## RECORD EXTRACTS
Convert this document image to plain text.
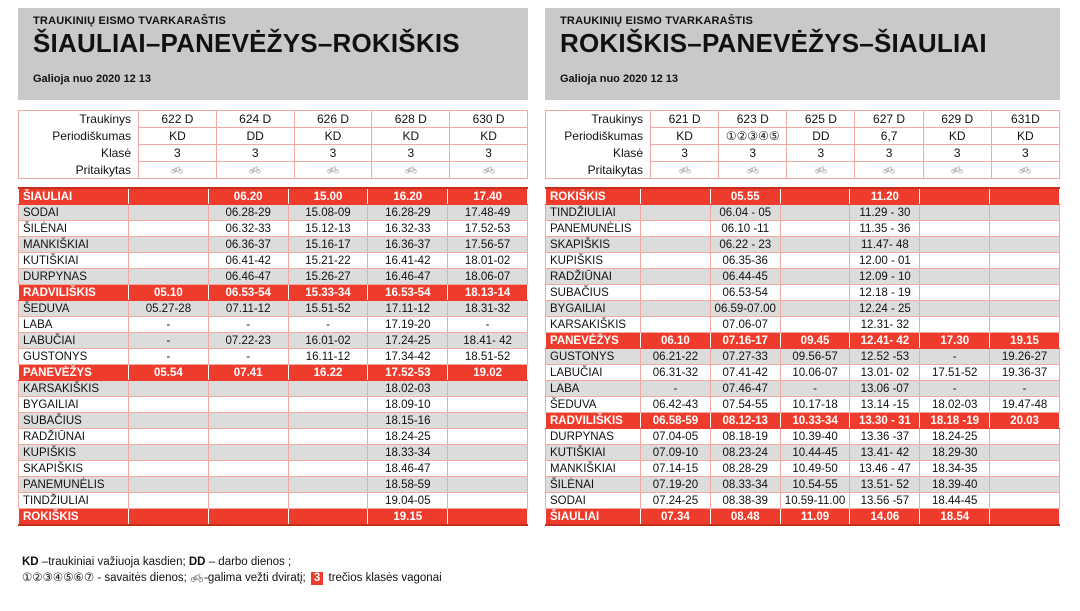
TRAUKINIŲ EISMO TVARKARAŠTIS
ŠIAULIAI–PANEVĖŽYS–ROKIŠKIS
Galioja nuo 2020 12 13
Traukinys	622 D	624 D	626 D	628 D	630 D
Periodiškumas	KD	DD	KD	KD	KD
Klasė	3	3	3	3	3
Pritaikytas					
ŠIAULIAI		06.20	15.00	16.20	17.40
SODAI		06.28-29	15.08-09	16.28-29	17.48-49
ŠILĖNAI		06.32-33	15.12-13	16.32-33	17.52-53
MANKIŠKIAI		06.36-37	15.16-17	16.36-37	17.56-57
KUTIŠKIAI		06.41-42	15.21-22	16.41-42	18.01-02
DURPYNAS		06.46-47	15.26-27	16.46-47	18.06-07
RADVILIŠKIS	05.10	06.53-54	15.33-34	16.53-54	18.13-14
ŠEDUVA	05.27-28	07.11-12	15.51-52	17.11-12	18.31-32
LABA	-	-	-	17.19-20	-
LABUČIAI	-	07.22-23	16.01-02	17.24-25	18.41- 42
GUSTONYS	-	-	16.11-12	17.34-42	18.51-52
PANEVĖŽYS	05.54	07.41	16.22	17.52-53	19.02
KARSAKIŠKIS				18.02-03	
BYGAILIAI				18.09-10	
SUBAČIUS				18.15-16	
RADŽIŪNAI				18.24-25	
KUPIŠKIS				18.33-34	
SKAPIŠKIS				18.46-47	
PANEMUNĖLIS				18.58-59	
TINDŽIULIAI				19.04-05	
ROKIŠKIS				19.15	
TRAUKINIŲ EISMO TVARKARAŠTIS
ROKIŠKIS–PANEVĖŽYS–ŠIAULIAI
Galioja nuo 2020 12 13
Traukinys	621 D	623 D	625 D	627 D	629 D	631D
Periodiškumas	KD	①②③④⑤	DD	6,7	KD	KD
Klasė	3	3	3	3	3	3
Pritaikytas						
ROKIŠKIS		05.55		11.20		
TINDŽIULIAI		06.04 - 05		11.29 - 30		
PANEMUNĖLIS		06.10 -11		11.35 - 36		
SKAPIŠKIS		06.22 - 23		11.47- 48		
KUPIŠKIS		06.35-36		12.00 - 01		
RADŽIŪNAI		06.44-45		12.09 - 10		
SUBAČIUS		06.53-54		12.18 - 19		
BYGAILIAI		06.59-07.00		12.24 - 25		
KARSAKIŠKIS		07.06-07		12.31- 32		
PANEVĖŽYS	06.10	07.16-17	09.45	12.41- 42	17.30	19.15
GUSTONYS	06.21-22	07.27-33	09.56-57	12.52 -53	-	19.26-27
LABUČIAI	06.31-32	07.41-42	10.06-07	13.01- 02	17.51-52	19.36-37
LABA	-	07.46-47	-	13.06 -07	-	-
ŠEDUVA	06.42-43	07.54-55	10.17-18	13.14 -15	18.02-03	19.47-48
RADVILIŠKIS	06.58-59	08.12-13	10.33-34	13.30 - 31	18.18 -19	20.03
DURPYNAS	07.04-05	08.18-19	10.39-40	13.36 -37	18.24-25	
KUTIŠKIAI	07.09-10	08.23-24	10.44-45	13.41- 42	18.29-30	
MANKIŠKIAI	07.14-15	08.28-29	10.49-50	13.46 - 47	18.34-35	
ŠILĖNAI	07.19-20	08.33-34	10.54-55	13.51- 52	18.39-40	
SODAI	07.24-25	08.38-39	10.59-11.00	13.56 -57	18.44-45	
ŠIAULIAI	07.34	08.48	11.09	14.06	18.54	
KD –traukiniai važiuoja kasdien; DD – darbo dienos ;
①②③④⑤⑥⑦ - savaitės dienos; -galima vežti dviratį; 3 trečios klasės vagonai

## GIVEN EXERCISE
Extract the full listing exactly, with the pictures left out.

## WRITTEN SOLUTION
Convert this document image to plain text.
TRAUKINIŲ EISMO TVARKARAŠTIS
ŠIAULIAI–PANEVĖŽYS–ROKIŠKIS
Galioja nuo 2020 12 13
Traukinys	622 D	624 D	626 D	628 D	630 D
Periodiškumas	KD	DD	KD	KD	KD
Klasė	3	3	3	3	3
Pritaikytas					
ŠIAULIAI		06.20	15.00	16.20	17.40
SODAI		06.28-29	15.08-09	16.28-29	17.48-49
ŠILĖNAI		06.32-33	15.12-13	16.32-33	17.52-53
MANKIŠKIAI		06.36-37	15.16-17	16.36-37	17.56-57
KUTIŠKIAI		06.41-42	15.21-22	16.41-42	18.01-02
DURPYNAS		06.46-47	15.26-27	16.46-47	18.06-07
RADVILIŠKIS	05.10	06.53-54	15.33-34	16.53-54	18.13-14
ŠEDUVA	05.27-28	07.11-12	15.51-52	17.11-12	18.31-32
LABA	-	-	-	17.19-20	-
LABUČIAI	-	07.22-23	16.01-02	17.24-25	18.41- 42
GUSTONYS	-	-	16.11-12	17.34-42	18.51-52
PANEVĖŽYS	05.54	07.41	16.22	17.52-53	19.02
KARSAKIŠKIS				18.02-03	
BYGAILIAI				18.09-10	
SUBAČIUS				18.15-16	
RADŽIŪNAI				18.24-25	
KUPIŠKIS				18.33-34	
SKAPIŠKIS				18.46-47	
PANEMUNĖLIS				18.58-59	
TINDŽIULIAI				19.04-05	
ROKIŠKIS				19.15	
TRAUKINIŲ EISMO TVARKARAŠTIS
ROKIŠKIS–PANEVĖŽYS–ŠIAULIAI
Galioja nuo 2020 12 13
Traukinys	621 D	623 D	625 D	627 D	629 D	631D
Periodiškumas	KD	①②③④⑤	DD	6,7	KD	KD
Klasė	3	3	3	3	3	3
Pritaikytas						
ROKIŠKIS		05.55		11.20		
TINDŽIULIAI		06.04 - 05		11.29 - 30		
PANEMUNĖLIS		06.10 -11		11.35 - 36		
SKAPIŠKIS		06.22 - 23		11.47- 48		
KUPIŠKIS		06.35-36		12.00 - 01		
RADŽIŪNAI		06.44-45		12.09 - 10		
SUBAČIUS		06.53-54		12.18 - 19		
BYGAILIAI		06.59-07.00		12.24 - 25		
KARSAKIŠKIS		07.06-07		12.31- 32		
PANEVĖŽYS	06.10	07.16-17	09.45	12.41- 42	17.30	19.15
GUSTONYS	06.21-22	07.27-33	09.56-57	12.52 -53	-	19.26-27
LABUČIAI	06.31-32	07.41-42	10.06-07	13.01- 02	17.51-52	19.36-37
LABA	-	07.46-47	-	13.06 -07	-	-
ŠEDUVA	06.42-43	07.54-55	10.17-18	13.14 -15	18.02-03	19.47-48
RADVILIŠKIS	06.58-59	08.12-13	10.33-34	13.30 - 31	18.18 -19	20.03
DURPYNAS	07.04-05	08.18-19	10.39-40	13.36 -37	18.24-25	
KUTIŠKIAI	07.09-10	08.23-24	10.44-45	13.41- 42	18.29-30	
MANKIŠKIAI	07.14-15	08.28-29	10.49-50	13.46 - 47	18.34-35	
ŠILĖNAI	07.19-20	08.33-34	10.54-55	13.51- 52	18.39-40	
SODAI	07.24-25	08.38-39	10.59-11.00	13.56 -57	18.44-45	
ŠIAULIAI	07.34	08.48	11.09	14.06	18.54	
KD –traukiniai važiuoja kasdien; DD – darbo dienos ;
①②③④⑤⑥⑦ - savaitės dienos; -galima vežti dviratį; 3 trečios klasės vagonai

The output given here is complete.